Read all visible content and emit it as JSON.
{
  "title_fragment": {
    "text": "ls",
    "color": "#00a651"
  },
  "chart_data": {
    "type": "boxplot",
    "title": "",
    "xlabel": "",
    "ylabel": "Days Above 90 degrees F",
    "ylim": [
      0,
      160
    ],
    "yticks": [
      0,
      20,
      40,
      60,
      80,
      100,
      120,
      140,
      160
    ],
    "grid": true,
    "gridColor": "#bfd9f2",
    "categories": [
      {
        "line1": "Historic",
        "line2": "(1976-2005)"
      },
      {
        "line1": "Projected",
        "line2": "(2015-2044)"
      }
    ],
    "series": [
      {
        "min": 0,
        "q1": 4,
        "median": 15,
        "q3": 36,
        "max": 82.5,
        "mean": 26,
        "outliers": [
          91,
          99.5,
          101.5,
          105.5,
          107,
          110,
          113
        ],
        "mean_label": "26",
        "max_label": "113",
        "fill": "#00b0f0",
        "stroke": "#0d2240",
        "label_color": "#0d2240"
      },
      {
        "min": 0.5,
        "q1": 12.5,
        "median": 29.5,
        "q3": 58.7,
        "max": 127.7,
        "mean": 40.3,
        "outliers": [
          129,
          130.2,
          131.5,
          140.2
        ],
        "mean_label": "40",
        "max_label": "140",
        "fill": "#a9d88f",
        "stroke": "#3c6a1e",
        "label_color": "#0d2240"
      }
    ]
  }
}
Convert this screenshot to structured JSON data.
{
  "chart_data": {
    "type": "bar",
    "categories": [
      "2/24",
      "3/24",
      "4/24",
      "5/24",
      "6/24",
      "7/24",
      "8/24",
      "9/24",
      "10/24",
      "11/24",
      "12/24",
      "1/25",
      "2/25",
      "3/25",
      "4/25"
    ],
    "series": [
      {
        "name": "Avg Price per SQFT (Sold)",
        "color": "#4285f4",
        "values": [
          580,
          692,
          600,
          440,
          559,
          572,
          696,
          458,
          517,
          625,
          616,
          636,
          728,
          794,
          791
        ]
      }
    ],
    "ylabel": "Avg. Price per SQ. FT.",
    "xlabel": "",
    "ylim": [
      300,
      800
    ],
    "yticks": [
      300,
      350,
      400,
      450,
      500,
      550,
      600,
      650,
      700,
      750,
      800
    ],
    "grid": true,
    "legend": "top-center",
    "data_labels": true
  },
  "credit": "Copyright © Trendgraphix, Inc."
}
━━━━━━━━━━━━━━━━━━━━
§ **EXERCISE BRIEF**:
From the listing above, report the number of lines containing the string "Price", without any accompanying remarks.

§ **RESULT FOR THIS EXERCISE**:
2